• Listed entries
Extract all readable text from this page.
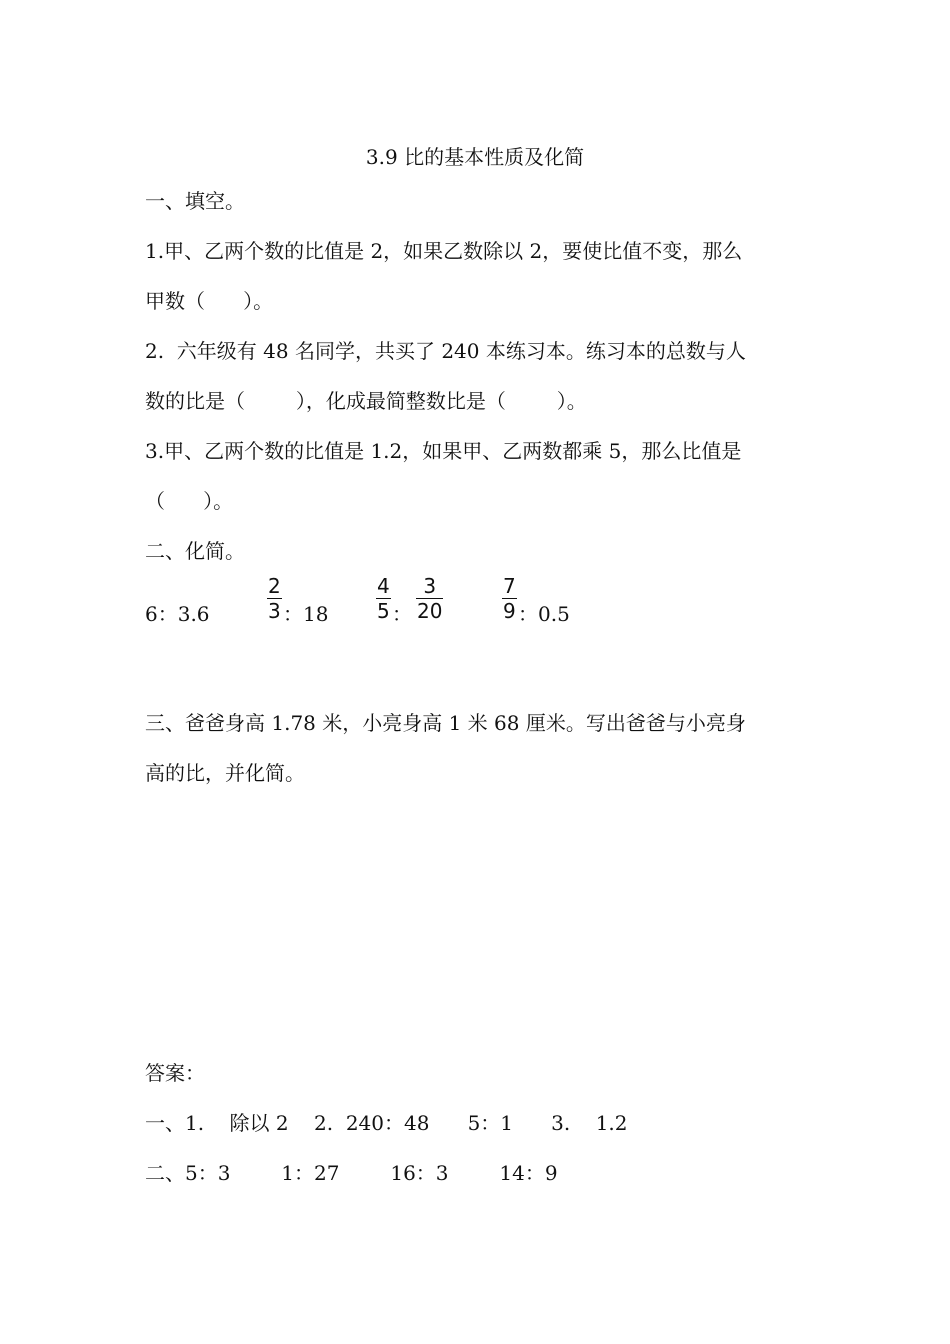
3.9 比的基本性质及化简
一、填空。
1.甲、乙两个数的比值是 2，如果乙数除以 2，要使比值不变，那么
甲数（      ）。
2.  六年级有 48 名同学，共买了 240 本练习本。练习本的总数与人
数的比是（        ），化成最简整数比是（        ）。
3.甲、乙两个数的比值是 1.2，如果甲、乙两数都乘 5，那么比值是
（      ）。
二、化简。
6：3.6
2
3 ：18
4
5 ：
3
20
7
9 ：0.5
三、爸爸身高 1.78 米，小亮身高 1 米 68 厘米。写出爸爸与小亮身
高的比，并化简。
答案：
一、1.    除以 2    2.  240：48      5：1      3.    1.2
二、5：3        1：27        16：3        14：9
==
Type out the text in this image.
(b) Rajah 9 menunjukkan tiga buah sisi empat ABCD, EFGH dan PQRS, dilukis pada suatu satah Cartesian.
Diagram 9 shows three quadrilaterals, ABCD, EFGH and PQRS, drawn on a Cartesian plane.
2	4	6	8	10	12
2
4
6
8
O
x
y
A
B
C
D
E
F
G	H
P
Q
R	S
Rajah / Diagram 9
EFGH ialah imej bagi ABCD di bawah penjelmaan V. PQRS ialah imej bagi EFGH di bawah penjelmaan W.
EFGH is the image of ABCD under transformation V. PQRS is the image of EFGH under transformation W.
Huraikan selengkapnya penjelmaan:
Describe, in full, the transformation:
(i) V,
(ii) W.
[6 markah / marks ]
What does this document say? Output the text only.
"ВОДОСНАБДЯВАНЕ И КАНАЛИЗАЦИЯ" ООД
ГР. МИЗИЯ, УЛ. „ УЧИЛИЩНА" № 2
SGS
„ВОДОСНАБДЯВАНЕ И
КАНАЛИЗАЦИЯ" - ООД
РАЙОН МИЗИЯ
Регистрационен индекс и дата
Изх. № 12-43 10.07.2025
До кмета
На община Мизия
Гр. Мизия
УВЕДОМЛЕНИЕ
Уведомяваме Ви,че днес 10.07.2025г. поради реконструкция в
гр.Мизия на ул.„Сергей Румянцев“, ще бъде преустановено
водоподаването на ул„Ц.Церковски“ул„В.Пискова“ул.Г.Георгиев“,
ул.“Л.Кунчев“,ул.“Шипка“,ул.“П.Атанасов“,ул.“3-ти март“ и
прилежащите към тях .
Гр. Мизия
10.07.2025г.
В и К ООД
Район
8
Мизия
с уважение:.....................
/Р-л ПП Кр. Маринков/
--
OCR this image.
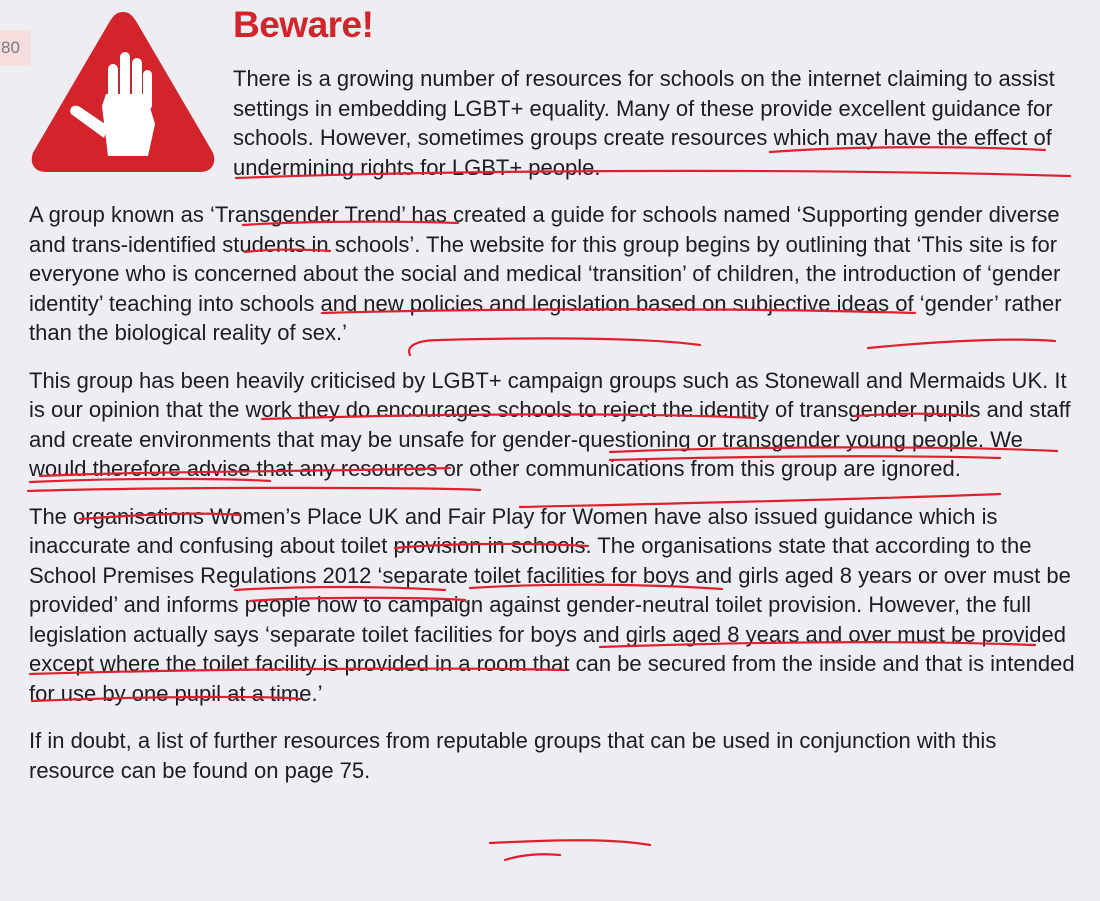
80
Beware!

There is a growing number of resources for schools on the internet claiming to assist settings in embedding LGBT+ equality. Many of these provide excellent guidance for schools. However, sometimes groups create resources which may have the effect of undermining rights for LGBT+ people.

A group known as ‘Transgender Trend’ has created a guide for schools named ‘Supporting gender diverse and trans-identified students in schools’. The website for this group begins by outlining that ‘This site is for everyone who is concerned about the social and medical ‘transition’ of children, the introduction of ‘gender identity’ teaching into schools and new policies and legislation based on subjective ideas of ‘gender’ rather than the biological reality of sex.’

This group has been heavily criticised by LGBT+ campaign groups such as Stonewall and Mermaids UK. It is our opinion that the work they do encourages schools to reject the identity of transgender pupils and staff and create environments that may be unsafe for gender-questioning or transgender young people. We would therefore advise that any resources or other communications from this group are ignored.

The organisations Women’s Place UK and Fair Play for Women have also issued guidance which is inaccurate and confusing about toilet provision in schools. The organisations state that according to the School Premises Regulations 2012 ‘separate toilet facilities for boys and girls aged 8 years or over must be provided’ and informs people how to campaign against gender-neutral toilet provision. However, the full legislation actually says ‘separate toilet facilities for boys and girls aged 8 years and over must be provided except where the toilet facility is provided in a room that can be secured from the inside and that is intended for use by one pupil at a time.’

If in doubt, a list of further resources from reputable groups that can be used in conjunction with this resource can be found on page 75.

• Description of the task
Copy out the lines in which the string "transformation" appears.

• Exercise response
EFGH is the image of ABCD under transformation V. PQRS is the image of EFGH under transformation W.
Describe, in full, the transformation:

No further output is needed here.